== Required work ==
Print the listing that follows, character for character.

— BEGIN Extracted entries —

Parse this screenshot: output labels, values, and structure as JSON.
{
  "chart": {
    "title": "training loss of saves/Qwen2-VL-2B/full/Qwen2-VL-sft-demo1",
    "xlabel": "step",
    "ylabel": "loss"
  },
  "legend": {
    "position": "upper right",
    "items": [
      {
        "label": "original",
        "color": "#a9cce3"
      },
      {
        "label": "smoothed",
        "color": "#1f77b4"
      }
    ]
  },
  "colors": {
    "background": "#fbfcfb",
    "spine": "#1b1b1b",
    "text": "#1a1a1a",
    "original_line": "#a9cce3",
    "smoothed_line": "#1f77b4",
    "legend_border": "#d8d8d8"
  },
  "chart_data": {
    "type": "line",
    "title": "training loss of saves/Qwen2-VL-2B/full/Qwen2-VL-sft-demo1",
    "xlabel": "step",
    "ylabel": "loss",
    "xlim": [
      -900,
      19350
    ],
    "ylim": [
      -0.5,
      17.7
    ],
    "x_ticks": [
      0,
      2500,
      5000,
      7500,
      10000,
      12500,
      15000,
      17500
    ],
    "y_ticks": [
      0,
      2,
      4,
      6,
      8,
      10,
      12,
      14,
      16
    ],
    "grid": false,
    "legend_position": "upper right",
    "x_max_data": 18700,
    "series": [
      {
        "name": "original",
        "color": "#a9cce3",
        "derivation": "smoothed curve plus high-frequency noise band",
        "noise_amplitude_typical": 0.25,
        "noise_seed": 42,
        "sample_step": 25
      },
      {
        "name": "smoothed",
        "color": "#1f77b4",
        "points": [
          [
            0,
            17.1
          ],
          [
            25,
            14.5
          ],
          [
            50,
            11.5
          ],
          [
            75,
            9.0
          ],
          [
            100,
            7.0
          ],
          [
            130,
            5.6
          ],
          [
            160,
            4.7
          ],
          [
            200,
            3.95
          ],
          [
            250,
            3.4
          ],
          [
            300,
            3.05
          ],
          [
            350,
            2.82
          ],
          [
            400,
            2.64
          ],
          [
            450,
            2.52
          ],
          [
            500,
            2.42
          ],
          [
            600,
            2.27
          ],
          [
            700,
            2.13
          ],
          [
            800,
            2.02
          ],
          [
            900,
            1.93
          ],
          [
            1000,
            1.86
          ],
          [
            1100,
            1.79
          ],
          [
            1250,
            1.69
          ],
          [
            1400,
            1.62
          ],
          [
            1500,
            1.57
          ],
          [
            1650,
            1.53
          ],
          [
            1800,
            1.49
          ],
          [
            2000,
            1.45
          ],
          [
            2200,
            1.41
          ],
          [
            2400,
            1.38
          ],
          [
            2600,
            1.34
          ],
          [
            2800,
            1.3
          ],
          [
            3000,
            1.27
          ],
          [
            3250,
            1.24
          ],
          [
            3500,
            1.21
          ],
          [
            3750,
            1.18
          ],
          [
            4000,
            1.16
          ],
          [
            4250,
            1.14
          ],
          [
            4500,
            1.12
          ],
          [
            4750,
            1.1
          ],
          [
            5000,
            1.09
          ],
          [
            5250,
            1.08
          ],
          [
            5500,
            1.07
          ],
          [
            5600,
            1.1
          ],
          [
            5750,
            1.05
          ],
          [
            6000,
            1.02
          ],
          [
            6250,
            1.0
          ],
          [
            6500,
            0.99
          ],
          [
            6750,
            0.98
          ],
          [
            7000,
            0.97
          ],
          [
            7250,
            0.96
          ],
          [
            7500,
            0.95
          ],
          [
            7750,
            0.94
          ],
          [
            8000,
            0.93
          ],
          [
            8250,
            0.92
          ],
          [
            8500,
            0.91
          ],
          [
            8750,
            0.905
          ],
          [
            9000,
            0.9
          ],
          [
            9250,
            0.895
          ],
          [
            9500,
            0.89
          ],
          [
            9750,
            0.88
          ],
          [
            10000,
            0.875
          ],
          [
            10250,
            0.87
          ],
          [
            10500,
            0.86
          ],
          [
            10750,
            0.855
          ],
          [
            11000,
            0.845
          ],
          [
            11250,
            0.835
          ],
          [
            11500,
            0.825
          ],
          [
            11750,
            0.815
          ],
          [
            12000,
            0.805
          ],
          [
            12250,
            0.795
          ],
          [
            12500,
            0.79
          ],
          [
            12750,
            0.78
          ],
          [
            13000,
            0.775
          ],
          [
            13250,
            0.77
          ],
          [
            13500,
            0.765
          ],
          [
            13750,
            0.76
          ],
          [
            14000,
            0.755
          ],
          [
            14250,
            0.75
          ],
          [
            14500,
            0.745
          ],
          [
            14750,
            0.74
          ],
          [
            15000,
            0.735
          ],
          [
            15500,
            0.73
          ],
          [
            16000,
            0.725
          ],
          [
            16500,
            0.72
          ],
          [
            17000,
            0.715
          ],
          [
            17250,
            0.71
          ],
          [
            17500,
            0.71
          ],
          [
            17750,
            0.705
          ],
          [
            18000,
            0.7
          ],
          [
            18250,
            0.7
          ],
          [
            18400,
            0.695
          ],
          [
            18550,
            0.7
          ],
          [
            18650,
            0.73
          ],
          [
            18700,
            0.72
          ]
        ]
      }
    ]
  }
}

— END Extracted entries —

== Result ==
Parse this screenshot: output labels, values, and structure as JSON.
{
  "chart": {
    "title": "training loss of saves/Qwen2-VL-2B/full/Qwen2-VL-sft-demo1",
    "xlabel": "step",
    "ylabel": "loss"
  },
  "legend": {
    "position": "upper right",
    "items": [
      {
        "label": "original",
        "color": "#a9cce3"
      },
      {
        "label": "smoothed",
        "color": "#1f77b4"
      }
    ]
  },
  "colors": {
    "background": "#fbfcfb",
    "spine": "#1b1b1b",
    "text": "#1a1a1a",
    "original_line": "#a9cce3",
    "smoothed_line": "#1f77b4",
    "legend_border": "#d8d8d8"
  },
  "chart_data": {
    "type": "line",
    "title": "training loss of saves/Qwen2-VL-2B/full/Qwen2-VL-sft-demo1",
    "xlabel": "step",
    "ylabel": "loss",
    "xlim": [
      -900,
      19350
    ],
    "ylim": [
      -0.5,
      17.7
    ],
    "x_ticks": [
      0,
      2500,
      5000,
      7500,
      10000,
      12500,
      15000,
      17500
    ],
    "y_ticks": [
      0,
      2,
      4,
      6,
      8,
      10,
      12,
      14,
      16
    ],
    "grid": false,
    "legend_position": "upper right",
    "x_max_data": 18700,
    "series": [
      {
        "name": "original",
        "color": "#a9cce3",
        "derivation": "smoothed curve plus high-frequency noise band",
        "noise_amplitude_typical": 0.25,
        "noise_seed": 42,
        "sample_step": 25
      },
      {
        "name": "smoothed",
        "color": "#1f77b4",
        "points": [
          [
            0,
            17.1
          ],
          [
            25,
            14.5
          ],
          [
            50,
            11.5
          ],
          [
            75,
            9.0
          ],
          [
            100,
            7.0
          ],
          [
            130,
            5.6
          ],
          [
            160,
            4.7
          ],
          [
            200,
            3.95
          ],
          [
            250,
            3.4
          ],
          [
            300,
            3.05
          ],
          [
            350,
            2.82
          ],
          [
            400,
            2.64
          ],
          [
            450,
            2.52
          ],
          [
            500,
            2.42
          ],
          [
            600,
            2.27
          ],
          [
            700,
            2.13
          ],
          [
            800,
            2.02
          ],
          [
            900,
            1.93
          ],
          [
            1000,
            1.86
          ],
          [
            1100,
            1.79
          ],
          [
            1250,
            1.69
          ],
          [
            1400,
            1.62
          ],
          [
            1500,
            1.57
          ],
          [
            1650,
            1.53
          ],
          [
            1800,
            1.49
          ],
          [
            2000,
            1.45
          ],
          [
            2200,
            1.41
          ],
          [
            2400,
            1.38
          ],
          [
            2600,
            1.34
          ],
          [
            2800,
            1.3
          ],
          [
            3000,
            1.27
          ],
          [
            3250,
            1.24
          ],
          [
            3500,
            1.21
          ],
          [
            3750,
            1.18
          ],
          [
            4000,
            1.16
          ],
          [
            4250,
            1.14
          ],
          [
            4500,
            1.12
          ],
          [
            4750,
            1.1
          ],
          [
            5000,
            1.09
          ],
          [
            5250,
            1.08
          ],
          [
            5500,
            1.07
          ],
          [
            5600,
            1.1
          ],
          [
            5750,
            1.05
          ],
          [
            6000,
            1.02
          ],
          [
            6250,
            1.0
          ],
          [
            6500,
            0.99
          ],
          [
            6750,
            0.98
          ],
          [
            7000,
            0.97
          ],
          [
            7250,
            0.96
          ],
          [
            7500,
            0.95
          ],
          [
            7750,
            0.94
          ],
          [
            8000,
            0.93
          ],
          [
            8250,
            0.92
          ],
          [
            8500,
            0.91
          ],
          [
            8750,
            0.905
          ],
          [
            9000,
            0.9
          ],
          [
            9250,
            0.895
          ],
          [
            9500,
            0.89
          ],
          [
            9750,
            0.88
          ],
          [
            10000,
            0.875
          ],
          [
            10250,
            0.87
          ],
          [
            10500,
            0.86
          ],
          [
            10750,
            0.855
          ],
          [
            11000,
            0.845
          ],
          [
            11250,
            0.835
          ],
          [
            11500,
            0.825
          ],
          [
            11750,
            0.815
          ],
          [
            12000,
            0.805
          ],
          [
            12250,
            0.795
          ],
          [
            12500,
            0.79
          ],
          [
            12750,
            0.78
          ],
          [
            13000,
            0.775
          ],
          [
            13250,
            0.77
          ],
          [
            13500,
            0.765
          ],
          [
            13750,
            0.76
          ],
          [
            14000,
            0.755
          ],
          [
            14250,
            0.75
          ],
          [
            14500,
            0.745
          ],
          [
            14750,
            0.74
          ],
          [
            15000,
            0.735
          ],
          [
            15500,
            0.73
          ],
          [
            16000,
            0.725
          ],
          [
            16500,
            0.72
          ],
          [
            17000,
            0.715
          ],
          [
            17250,
            0.71
          ],
          [
            17500,
            0.71
          ],
          [
            17750,
            0.705
          ],
          [
            18000,
            0.7
          ],
          [
            18250,
            0.7
          ],
          [
            18400,
            0.695
          ],
          [
            18550,
            0.7
          ],
          [
            18650,
            0.73
          ],
          [
            18700,
            0.72
          ]
        ]
      }
    ]
  }
}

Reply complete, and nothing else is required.